Task goal → Provide only the number of lines where "this" occurs.

Record list →
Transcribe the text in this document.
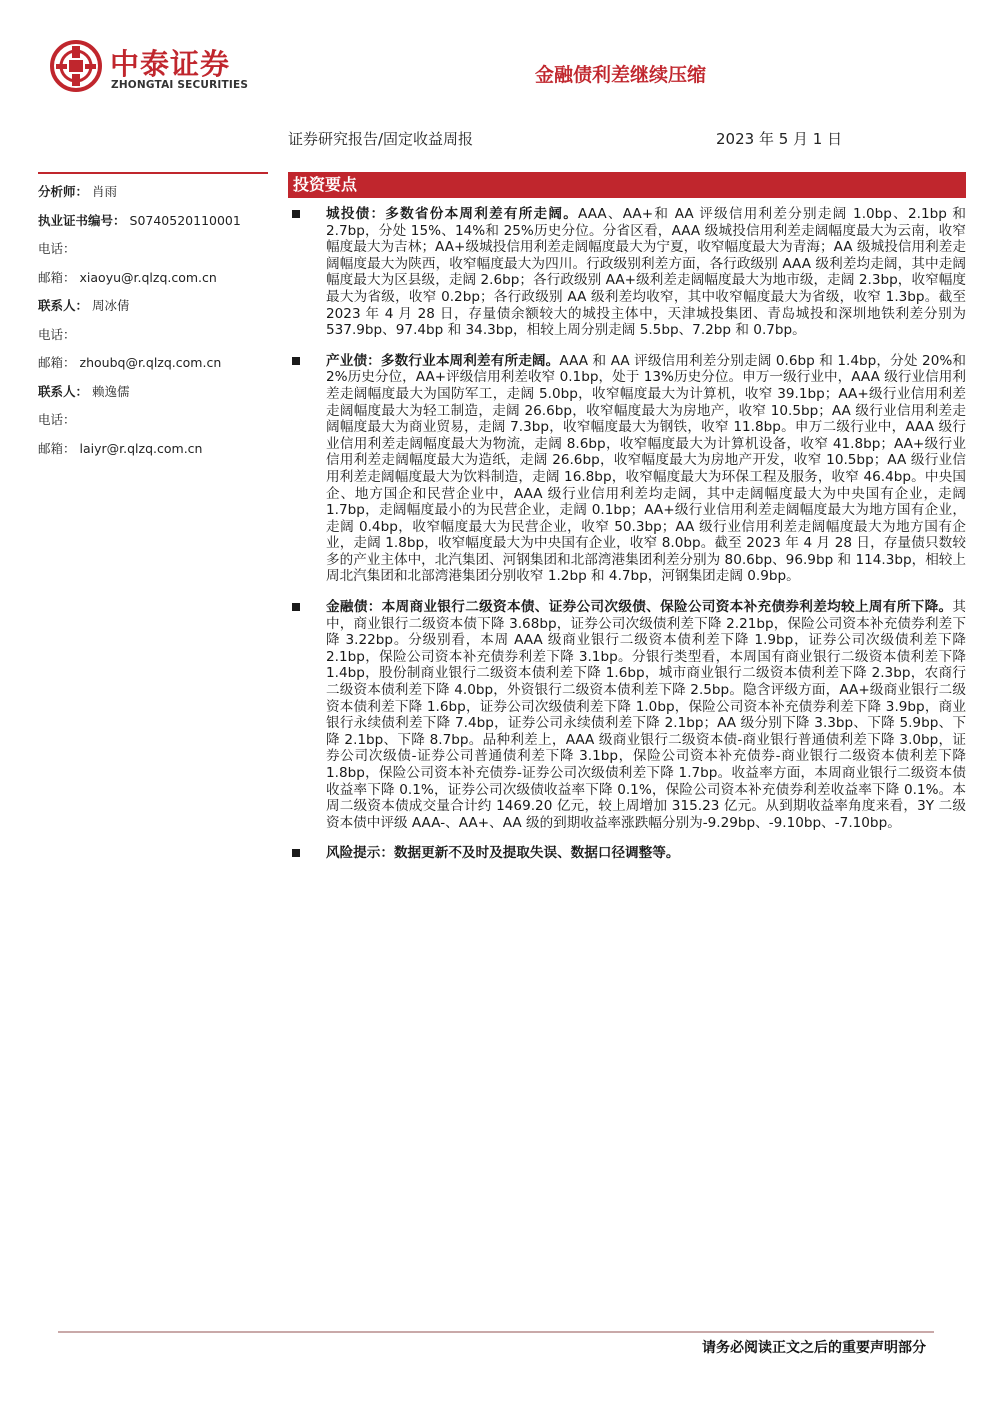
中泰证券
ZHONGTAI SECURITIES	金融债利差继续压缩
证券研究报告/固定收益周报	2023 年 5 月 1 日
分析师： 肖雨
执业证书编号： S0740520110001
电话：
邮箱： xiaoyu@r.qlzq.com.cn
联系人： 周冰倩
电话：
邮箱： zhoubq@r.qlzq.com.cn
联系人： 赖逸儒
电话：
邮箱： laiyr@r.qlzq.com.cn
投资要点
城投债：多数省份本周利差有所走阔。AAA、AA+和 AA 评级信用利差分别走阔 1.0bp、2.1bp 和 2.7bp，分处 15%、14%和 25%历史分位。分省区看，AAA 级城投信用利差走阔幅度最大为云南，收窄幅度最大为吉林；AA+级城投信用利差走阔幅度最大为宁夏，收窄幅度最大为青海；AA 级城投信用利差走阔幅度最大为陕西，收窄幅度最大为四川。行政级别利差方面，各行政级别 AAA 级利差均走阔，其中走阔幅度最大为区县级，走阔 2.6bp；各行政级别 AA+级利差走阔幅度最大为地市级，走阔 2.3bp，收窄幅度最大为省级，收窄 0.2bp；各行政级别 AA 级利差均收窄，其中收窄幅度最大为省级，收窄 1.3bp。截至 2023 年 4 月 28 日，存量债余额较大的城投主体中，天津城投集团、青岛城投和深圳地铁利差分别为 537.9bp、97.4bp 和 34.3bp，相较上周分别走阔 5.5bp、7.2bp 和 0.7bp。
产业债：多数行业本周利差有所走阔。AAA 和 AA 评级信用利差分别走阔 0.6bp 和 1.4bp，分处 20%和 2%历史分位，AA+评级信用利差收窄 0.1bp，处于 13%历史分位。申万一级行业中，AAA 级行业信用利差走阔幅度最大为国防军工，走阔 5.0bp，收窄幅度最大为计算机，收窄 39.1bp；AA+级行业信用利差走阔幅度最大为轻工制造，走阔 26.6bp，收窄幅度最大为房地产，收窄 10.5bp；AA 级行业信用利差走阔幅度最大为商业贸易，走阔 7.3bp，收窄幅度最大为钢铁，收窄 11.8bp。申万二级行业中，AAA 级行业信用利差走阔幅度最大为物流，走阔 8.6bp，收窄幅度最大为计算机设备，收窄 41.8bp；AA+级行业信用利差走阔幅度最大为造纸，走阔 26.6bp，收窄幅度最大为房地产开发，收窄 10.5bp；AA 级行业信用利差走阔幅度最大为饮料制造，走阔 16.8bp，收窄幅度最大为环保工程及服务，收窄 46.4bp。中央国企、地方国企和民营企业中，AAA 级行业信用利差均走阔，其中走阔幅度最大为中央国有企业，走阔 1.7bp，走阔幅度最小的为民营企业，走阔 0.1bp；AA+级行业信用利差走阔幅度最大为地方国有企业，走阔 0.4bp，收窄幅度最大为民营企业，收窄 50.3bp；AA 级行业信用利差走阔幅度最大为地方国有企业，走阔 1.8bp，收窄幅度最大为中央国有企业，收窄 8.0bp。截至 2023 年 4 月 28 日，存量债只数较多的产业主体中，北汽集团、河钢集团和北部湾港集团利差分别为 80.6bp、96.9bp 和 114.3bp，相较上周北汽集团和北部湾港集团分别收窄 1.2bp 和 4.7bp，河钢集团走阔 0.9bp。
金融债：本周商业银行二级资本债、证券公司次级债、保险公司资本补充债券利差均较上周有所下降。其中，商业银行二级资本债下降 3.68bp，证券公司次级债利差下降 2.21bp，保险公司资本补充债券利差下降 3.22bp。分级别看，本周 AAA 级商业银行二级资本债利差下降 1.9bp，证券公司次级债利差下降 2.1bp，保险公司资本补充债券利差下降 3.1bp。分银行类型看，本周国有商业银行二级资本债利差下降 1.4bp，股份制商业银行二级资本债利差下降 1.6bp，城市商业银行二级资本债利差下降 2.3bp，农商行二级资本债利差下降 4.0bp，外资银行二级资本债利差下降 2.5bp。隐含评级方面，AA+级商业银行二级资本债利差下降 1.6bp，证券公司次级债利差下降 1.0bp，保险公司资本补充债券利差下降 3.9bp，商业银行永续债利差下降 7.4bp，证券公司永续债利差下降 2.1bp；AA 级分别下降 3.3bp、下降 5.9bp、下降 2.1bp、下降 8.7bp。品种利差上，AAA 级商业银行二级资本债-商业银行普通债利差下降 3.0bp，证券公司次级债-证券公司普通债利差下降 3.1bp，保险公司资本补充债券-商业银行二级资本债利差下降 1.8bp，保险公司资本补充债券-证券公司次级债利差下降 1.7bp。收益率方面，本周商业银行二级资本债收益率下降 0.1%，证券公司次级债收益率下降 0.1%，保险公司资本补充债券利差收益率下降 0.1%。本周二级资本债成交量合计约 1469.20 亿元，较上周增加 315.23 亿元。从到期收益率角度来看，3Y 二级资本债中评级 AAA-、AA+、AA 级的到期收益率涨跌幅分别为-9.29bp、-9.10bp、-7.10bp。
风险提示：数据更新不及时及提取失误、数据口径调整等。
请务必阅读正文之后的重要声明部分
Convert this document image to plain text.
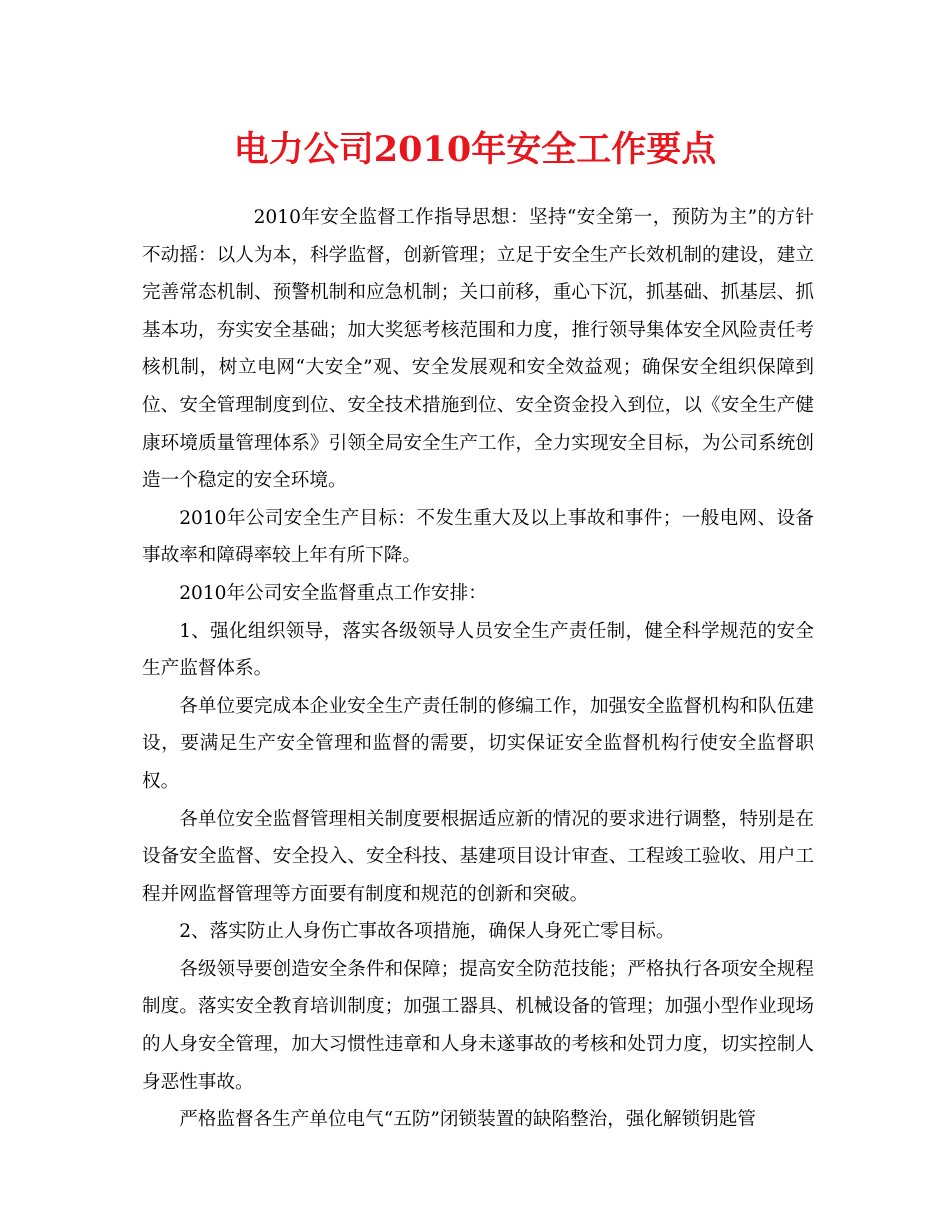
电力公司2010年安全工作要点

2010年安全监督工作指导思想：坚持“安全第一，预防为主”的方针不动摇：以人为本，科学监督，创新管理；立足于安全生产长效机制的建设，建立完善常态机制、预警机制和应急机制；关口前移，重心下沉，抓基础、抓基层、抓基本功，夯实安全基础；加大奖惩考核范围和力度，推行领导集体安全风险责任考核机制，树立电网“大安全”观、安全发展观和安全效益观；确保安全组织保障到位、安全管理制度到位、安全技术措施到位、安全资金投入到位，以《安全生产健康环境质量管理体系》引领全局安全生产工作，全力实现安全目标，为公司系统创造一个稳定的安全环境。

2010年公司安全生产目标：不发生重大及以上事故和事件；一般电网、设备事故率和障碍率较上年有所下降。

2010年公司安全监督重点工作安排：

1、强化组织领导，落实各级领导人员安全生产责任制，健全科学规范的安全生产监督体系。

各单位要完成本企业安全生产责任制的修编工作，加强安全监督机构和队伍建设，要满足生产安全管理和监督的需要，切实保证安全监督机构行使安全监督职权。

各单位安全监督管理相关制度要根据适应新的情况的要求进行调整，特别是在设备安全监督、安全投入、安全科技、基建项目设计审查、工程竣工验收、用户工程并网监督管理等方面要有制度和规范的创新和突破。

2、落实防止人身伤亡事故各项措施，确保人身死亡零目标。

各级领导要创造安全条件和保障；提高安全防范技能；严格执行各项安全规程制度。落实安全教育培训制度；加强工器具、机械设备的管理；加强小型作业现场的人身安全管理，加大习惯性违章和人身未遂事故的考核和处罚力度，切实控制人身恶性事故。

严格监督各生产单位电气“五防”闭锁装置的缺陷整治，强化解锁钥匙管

Finished answer → 2